Records from a collection:
════════════════════

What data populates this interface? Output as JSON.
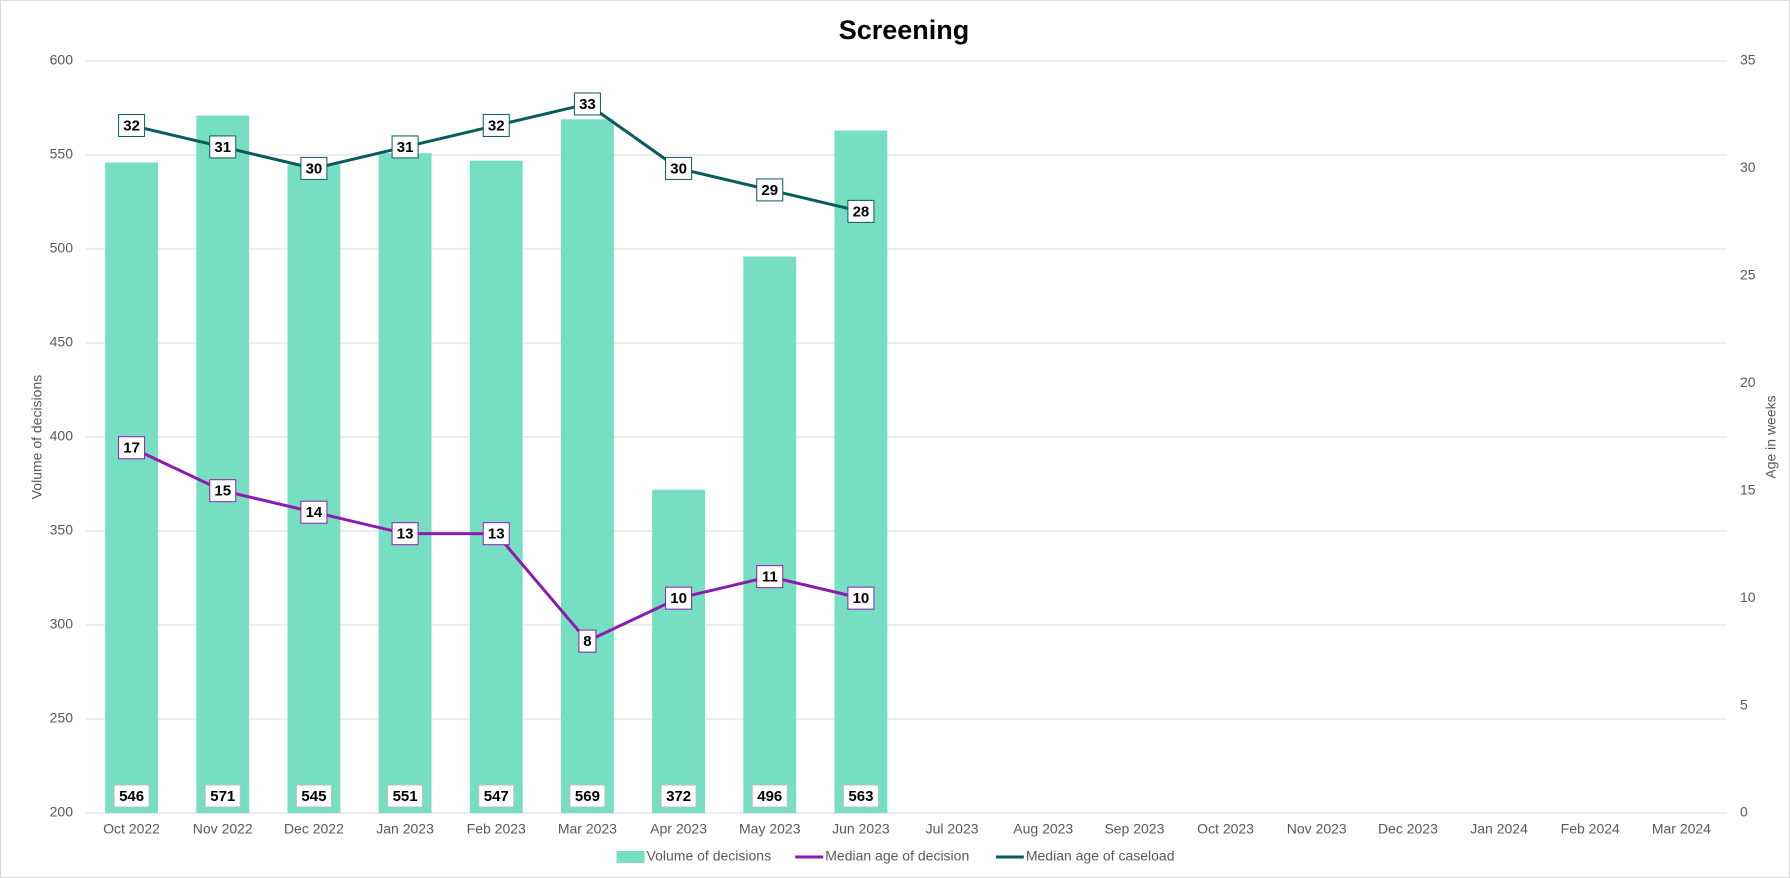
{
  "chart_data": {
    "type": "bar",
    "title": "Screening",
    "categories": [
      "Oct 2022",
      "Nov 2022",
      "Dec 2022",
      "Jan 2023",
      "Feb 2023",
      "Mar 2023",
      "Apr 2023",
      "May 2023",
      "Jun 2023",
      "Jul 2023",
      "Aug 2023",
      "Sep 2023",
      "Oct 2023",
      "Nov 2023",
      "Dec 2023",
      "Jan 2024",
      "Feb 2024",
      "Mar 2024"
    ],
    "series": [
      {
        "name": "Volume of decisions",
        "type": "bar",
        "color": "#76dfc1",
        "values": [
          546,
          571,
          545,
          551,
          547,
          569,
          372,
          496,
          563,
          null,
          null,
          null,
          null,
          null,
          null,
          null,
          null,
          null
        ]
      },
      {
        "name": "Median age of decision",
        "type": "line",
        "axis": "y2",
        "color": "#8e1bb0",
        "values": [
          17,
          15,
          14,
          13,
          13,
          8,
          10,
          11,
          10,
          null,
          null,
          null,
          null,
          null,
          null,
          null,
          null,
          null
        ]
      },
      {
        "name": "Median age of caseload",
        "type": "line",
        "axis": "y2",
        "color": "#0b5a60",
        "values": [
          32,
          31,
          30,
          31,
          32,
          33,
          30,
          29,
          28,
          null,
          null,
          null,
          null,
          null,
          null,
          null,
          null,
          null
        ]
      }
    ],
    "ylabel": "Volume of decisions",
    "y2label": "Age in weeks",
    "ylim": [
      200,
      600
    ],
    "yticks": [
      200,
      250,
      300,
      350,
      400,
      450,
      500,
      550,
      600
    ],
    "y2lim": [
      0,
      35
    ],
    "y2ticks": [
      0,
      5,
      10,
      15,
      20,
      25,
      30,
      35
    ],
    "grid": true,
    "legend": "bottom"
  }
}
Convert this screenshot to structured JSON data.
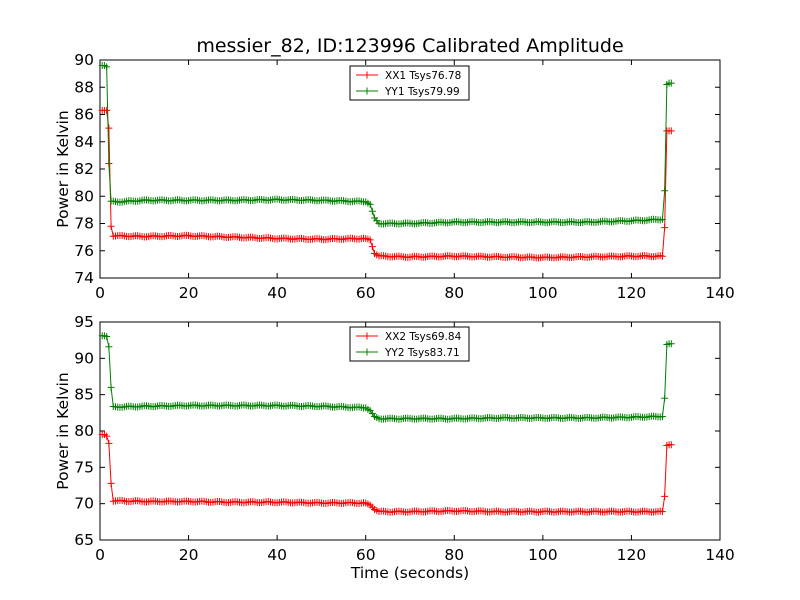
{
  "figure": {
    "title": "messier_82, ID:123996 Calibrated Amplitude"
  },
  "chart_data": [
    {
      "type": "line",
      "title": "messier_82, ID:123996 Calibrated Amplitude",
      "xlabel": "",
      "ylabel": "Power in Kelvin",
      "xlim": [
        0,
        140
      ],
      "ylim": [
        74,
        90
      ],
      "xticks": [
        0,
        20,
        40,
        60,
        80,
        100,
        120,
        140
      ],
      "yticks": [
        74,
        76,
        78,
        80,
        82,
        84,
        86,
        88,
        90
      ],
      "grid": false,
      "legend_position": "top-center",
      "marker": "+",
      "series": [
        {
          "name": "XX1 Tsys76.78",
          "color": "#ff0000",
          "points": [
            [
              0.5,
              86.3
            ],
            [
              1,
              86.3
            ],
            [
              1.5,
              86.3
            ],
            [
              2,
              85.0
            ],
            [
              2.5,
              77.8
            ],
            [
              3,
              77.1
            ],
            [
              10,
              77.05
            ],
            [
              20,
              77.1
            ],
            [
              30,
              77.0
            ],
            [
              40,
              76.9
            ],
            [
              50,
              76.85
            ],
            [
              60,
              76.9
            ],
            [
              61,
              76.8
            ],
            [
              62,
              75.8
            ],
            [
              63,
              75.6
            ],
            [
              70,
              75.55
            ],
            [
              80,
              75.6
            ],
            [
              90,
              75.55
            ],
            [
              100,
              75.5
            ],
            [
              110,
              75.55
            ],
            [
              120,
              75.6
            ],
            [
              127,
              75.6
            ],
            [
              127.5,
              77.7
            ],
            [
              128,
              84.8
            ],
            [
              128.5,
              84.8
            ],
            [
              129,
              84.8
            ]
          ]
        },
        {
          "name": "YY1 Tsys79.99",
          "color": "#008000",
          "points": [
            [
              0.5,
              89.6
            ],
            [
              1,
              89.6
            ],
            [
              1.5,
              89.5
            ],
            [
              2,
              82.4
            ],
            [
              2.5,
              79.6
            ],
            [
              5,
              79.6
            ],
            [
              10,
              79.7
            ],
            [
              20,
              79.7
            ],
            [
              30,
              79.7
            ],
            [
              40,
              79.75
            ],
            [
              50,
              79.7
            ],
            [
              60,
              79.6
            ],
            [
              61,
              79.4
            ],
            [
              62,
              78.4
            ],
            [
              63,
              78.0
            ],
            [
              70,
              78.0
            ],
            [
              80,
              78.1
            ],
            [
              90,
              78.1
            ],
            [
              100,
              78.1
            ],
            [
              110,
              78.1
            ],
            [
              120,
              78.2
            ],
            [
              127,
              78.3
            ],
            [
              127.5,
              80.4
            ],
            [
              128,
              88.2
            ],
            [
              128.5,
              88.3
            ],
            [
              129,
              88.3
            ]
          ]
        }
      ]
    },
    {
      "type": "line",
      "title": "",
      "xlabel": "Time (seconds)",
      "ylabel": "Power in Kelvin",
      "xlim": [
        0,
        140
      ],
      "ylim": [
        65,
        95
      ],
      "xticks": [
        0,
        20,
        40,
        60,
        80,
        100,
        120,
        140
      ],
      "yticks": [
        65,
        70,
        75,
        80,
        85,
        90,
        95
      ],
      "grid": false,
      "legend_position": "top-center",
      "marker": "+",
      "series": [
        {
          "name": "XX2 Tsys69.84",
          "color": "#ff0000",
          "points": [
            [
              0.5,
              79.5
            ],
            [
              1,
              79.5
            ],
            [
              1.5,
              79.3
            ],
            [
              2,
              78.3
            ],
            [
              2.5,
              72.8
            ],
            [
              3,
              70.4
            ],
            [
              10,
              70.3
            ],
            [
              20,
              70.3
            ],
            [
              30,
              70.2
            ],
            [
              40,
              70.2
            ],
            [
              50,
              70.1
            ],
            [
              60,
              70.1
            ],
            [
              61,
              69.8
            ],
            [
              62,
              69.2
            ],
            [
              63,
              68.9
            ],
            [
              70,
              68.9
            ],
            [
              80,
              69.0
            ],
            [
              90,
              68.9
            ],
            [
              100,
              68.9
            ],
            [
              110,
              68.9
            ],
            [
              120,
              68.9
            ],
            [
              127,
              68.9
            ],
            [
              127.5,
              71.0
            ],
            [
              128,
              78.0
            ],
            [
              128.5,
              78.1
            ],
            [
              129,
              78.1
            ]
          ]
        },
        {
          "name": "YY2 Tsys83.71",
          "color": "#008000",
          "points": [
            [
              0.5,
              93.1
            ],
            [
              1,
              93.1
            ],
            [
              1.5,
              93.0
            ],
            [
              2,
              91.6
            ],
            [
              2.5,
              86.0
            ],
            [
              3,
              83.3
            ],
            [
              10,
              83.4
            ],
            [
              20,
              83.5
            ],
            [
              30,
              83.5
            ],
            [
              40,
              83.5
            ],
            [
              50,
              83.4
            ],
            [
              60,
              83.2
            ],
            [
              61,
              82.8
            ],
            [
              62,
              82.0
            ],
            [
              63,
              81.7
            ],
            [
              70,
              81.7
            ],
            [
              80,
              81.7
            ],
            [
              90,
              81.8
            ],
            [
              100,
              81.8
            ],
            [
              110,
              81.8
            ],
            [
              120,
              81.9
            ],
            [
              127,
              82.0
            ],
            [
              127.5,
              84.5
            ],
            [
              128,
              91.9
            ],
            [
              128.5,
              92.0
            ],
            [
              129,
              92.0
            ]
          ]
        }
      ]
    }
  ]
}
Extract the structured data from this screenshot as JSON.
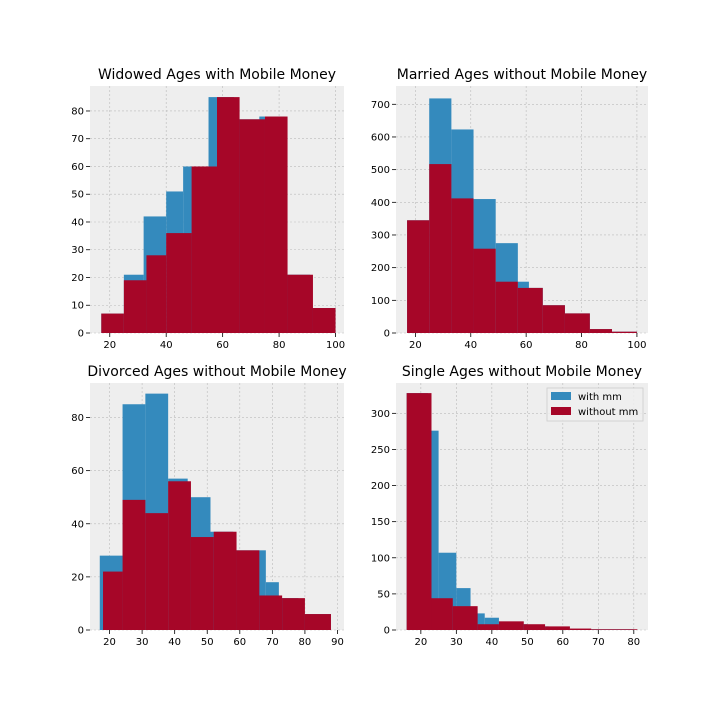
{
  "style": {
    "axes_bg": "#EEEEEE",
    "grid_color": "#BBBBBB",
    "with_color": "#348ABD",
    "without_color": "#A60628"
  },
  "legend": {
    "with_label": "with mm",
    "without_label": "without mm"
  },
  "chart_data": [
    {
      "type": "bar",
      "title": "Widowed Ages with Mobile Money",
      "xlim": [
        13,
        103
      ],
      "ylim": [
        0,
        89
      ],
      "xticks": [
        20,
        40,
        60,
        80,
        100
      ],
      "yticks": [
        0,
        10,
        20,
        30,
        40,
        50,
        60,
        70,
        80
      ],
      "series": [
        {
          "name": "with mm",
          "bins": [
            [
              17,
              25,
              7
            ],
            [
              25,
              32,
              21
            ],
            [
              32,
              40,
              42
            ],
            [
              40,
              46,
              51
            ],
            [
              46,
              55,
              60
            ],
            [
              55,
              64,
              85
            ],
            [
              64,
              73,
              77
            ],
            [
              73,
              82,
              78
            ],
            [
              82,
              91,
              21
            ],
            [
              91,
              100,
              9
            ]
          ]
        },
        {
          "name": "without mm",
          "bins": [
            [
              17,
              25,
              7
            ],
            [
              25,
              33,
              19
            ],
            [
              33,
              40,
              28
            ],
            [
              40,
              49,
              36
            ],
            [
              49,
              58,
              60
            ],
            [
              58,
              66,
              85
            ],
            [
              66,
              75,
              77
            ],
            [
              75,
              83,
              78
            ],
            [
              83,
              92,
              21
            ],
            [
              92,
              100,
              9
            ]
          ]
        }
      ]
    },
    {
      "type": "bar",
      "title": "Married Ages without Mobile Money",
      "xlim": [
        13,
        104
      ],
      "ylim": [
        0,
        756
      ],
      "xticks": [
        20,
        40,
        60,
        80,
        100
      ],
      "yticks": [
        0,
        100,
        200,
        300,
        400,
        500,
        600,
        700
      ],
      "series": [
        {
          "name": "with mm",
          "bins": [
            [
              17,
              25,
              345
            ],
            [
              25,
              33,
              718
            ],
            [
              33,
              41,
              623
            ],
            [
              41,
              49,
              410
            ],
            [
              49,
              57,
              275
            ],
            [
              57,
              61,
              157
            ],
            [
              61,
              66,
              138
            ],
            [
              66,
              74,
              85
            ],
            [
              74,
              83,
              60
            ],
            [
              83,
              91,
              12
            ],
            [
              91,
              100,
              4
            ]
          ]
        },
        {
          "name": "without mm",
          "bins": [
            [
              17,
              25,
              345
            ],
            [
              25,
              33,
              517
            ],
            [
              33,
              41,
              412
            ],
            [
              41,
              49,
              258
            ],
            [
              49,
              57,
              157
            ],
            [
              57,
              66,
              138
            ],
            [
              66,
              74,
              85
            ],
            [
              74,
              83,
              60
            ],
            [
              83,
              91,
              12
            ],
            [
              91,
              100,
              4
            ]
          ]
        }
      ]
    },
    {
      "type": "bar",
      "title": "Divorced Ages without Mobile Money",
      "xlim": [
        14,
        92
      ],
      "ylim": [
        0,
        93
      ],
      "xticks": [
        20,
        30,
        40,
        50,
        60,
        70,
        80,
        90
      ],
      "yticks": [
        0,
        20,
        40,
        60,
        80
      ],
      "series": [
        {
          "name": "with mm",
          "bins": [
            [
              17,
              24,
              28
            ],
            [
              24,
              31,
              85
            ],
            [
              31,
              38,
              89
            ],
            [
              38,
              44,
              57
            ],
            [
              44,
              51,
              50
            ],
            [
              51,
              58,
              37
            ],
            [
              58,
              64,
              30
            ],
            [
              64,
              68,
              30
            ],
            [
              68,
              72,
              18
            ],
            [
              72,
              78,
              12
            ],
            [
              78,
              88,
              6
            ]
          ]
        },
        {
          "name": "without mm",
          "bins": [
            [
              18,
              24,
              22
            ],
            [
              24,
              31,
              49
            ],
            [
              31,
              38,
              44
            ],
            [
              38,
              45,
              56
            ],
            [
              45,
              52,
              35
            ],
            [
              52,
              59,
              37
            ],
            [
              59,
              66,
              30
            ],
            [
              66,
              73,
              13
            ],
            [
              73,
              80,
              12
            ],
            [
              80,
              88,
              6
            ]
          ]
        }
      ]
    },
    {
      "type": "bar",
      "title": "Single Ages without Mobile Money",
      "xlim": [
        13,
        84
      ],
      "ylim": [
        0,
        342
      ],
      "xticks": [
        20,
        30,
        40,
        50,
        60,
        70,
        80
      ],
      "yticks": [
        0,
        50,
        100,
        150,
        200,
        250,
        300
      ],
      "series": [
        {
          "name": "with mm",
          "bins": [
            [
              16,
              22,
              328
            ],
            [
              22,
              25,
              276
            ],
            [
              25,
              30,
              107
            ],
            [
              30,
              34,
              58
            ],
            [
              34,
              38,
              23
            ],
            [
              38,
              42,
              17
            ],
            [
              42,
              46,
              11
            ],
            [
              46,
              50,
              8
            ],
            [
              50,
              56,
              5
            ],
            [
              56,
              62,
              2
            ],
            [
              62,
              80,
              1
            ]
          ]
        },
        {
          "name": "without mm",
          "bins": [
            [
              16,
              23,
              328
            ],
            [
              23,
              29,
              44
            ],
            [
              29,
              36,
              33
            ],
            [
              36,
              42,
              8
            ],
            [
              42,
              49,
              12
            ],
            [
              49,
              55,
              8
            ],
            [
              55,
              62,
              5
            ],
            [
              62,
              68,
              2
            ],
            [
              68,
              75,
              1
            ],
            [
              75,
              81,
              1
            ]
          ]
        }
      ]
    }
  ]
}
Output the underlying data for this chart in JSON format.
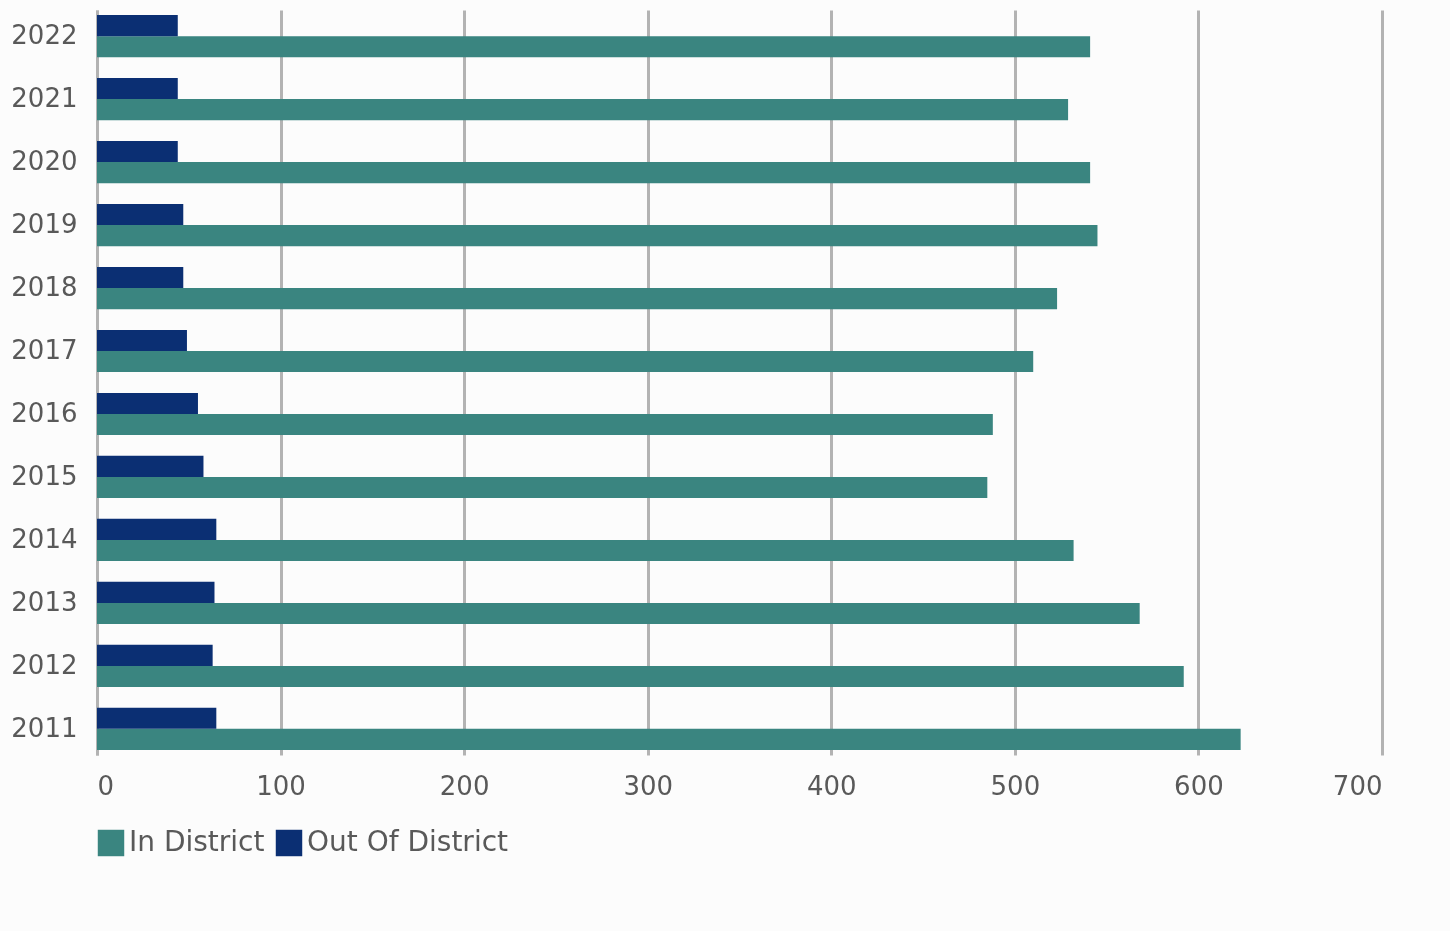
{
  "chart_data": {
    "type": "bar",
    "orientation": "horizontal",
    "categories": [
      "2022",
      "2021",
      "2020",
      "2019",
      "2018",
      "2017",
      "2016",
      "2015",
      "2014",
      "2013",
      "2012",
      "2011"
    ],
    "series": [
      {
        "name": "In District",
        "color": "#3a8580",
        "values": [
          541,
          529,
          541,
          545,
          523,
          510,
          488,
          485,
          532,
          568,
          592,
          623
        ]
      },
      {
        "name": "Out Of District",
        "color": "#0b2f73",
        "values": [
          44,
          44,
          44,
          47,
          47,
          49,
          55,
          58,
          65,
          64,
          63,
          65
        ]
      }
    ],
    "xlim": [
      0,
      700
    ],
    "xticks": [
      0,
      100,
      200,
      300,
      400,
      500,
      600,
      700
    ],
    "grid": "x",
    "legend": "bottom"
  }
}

════════════════════

What is being asked: Copy out each line of the entries that holds "Volume".

Written response:
        "name": "Volume of decisions",
    "ylabel": "Volume of decisions",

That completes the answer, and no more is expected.